Audaz relectura del cristianismo (6). Jaque mate al mal: la mayor descarga de la mente humana.



Relato bíblico

El problema del mal, concepto quicial en torno al que gira el cristianismo tradicional, es posiblemente la cuestión más difícil y peliaguda que se plantea una revisión audaz del cristianismo al toparse aquí con una clave muy desenfocada. Sabemos que la minúscula pero trascendental historia de Adán y Eva llenando el escenario del Paraíso en el relato bíblico sobre la creación del mundo por Dios es una fábula. Pero, ¿lo es también el relato mismo, concebido para explicar el comportamiento perverso de los israelitas coetáneos del relator?


Francamente, pienso que sí y que el recurso a un pecado original, transferible de generación en generación, se debió solo al desenfoque de una cuestión primaria muy espinosa, la de exponer de forma convincente por qué los seres humanos, creados tan cuidadosamente por Dios, nos comportamos mal o somos radicalmente malos. De ahí deberemos partir para poner cada cosa en su sitio. Pero, ¿era preciso echar mano de un pecado tan peculiar para explicar la trayectoria humana y, más en particular, el egoísmo y la idolatría del pueblo elegido con el que el autor del relato lidiaba a diario?

----------

Qué hay que hacer =>
(a) En el fragmento sobre el problema del mal, ¿qué historia bíblica se llama fábula?
(b) Sigue escribiendo el fragmento sobre el problema del mal justo después de su última frase.
Lo que viene a continuación es material aparte, sin relación con el fragmento.

----------

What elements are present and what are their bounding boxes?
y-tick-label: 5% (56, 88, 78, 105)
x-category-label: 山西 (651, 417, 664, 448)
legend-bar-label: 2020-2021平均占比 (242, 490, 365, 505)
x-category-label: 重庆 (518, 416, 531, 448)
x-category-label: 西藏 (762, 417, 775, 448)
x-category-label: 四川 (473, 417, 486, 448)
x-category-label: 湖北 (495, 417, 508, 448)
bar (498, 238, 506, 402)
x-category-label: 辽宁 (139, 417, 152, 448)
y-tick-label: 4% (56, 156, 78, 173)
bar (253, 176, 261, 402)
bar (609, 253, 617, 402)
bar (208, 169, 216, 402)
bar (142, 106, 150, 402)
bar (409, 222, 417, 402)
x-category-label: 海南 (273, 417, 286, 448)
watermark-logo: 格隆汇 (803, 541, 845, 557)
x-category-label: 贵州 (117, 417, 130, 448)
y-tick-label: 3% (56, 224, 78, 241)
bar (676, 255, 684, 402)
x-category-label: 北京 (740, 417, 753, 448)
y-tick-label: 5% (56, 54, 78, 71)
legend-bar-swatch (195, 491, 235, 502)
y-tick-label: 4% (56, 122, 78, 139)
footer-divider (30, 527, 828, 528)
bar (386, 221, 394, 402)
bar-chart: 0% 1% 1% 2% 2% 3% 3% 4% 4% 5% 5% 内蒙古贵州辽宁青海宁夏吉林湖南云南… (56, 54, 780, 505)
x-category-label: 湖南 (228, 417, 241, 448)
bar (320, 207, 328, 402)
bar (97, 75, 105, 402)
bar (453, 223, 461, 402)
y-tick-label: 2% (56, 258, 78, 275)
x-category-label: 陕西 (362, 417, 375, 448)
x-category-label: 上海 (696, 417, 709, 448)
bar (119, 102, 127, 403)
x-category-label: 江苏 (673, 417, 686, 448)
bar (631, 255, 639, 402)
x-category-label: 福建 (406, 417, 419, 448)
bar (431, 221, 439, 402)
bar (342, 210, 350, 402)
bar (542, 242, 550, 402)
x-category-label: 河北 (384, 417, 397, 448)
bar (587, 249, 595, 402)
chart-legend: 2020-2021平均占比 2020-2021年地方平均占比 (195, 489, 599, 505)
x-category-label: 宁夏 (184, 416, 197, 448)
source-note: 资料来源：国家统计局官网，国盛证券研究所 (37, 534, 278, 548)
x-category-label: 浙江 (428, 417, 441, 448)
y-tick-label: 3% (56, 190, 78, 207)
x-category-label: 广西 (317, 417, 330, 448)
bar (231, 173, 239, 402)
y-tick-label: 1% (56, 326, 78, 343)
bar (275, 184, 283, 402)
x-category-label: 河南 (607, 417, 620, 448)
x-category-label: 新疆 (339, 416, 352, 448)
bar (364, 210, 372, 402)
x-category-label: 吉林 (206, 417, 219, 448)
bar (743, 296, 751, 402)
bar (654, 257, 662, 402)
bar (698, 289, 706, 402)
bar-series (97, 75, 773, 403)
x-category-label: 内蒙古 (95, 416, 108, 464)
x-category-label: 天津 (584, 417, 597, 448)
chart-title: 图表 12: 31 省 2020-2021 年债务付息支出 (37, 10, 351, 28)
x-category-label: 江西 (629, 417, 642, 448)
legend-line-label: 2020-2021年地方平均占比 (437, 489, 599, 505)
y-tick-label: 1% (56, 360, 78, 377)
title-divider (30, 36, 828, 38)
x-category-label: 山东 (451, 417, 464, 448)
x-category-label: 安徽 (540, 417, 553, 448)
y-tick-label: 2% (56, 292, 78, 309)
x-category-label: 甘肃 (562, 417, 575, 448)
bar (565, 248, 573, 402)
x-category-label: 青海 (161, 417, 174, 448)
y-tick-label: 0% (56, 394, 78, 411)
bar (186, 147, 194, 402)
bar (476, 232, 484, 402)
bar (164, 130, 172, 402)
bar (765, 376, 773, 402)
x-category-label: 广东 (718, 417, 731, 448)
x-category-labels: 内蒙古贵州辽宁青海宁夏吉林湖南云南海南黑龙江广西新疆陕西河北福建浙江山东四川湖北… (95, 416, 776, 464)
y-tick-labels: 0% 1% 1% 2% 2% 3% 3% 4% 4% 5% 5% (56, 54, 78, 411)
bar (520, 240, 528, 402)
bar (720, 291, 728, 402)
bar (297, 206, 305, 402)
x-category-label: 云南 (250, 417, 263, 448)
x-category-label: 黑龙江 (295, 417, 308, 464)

----------

Resultados por tarea =>
(a) La historia de Adán y Eva en el Paraíso.

(b)
¿Cabe en alguna cabeza que una mujer necia, guiada por una ambición desmedida y una curiosidad malsana, y un versátil monigote de barro, tonto a rabiar, hayan viciado el devenir humano pervirtiendo su naturaleza de tal manera que todo nacido de mujer lleve impresa la fatídica mácula de un pecado ajeno? Ni cabe tal cosa en mente alguna ni los conocimientos actuales nos permiten retrotraernos a una pareja semejante como origen de la especie humana.

De prestar atención a la sensibilidad actual sobre la “igualdad de género”, cabría incluso preguntarse si no tendrán su origen último en el supuesto comportamiento de la tarada madre de todos los vivientes las desigualdades padecidas por las mujeres a lo largo de la trayectoria humana, denunciadas con tanta fuerza en nuestros días por el feminismo


Personificación del mal

¿Mal o malos? ¿Qué es realmente el mal? Son muchos los que afirman taxativamente, aduciendo incluso evidencias bíblicas y dogmáticas, que el mal existe y que está personificado en el diablo, causante de la calamitosa trayectoria humana y razón última del plan divino de redención.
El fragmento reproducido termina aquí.